• **To be done**: Gather all lines from the material that contain "word".

• **Dataset records**:

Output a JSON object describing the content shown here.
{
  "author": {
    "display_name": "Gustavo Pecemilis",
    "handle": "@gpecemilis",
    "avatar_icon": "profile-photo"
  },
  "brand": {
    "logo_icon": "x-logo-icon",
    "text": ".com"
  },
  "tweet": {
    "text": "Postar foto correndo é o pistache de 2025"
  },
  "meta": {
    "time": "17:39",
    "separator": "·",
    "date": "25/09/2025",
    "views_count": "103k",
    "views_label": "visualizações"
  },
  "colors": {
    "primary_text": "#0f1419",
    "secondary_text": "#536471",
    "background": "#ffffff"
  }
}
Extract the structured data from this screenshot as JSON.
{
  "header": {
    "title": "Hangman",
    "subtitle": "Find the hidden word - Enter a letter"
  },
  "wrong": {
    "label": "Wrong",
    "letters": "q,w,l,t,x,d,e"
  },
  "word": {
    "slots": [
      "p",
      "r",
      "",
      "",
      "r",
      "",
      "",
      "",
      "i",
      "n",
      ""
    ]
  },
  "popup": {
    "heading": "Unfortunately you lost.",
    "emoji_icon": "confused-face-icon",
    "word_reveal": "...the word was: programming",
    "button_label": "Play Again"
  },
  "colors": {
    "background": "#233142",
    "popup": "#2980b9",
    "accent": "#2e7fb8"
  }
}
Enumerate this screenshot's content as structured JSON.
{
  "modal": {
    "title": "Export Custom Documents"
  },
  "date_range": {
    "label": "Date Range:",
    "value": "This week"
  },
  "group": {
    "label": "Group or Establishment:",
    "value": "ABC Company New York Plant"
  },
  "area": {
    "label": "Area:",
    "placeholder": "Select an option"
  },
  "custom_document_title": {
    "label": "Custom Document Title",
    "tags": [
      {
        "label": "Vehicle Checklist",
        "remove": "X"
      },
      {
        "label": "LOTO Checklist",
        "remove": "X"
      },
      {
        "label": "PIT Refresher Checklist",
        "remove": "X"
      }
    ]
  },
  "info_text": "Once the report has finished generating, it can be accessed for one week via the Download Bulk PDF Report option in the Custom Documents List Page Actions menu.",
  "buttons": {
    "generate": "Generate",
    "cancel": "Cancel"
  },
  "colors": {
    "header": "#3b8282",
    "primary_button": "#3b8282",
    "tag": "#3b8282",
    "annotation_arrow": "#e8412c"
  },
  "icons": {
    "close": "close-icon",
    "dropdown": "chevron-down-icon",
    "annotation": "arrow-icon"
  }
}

• **Reply**:
    "subtitle": "Find the hidden word - Enter a letter"
  "word": {
    "word_reveal": "...the word was: programming",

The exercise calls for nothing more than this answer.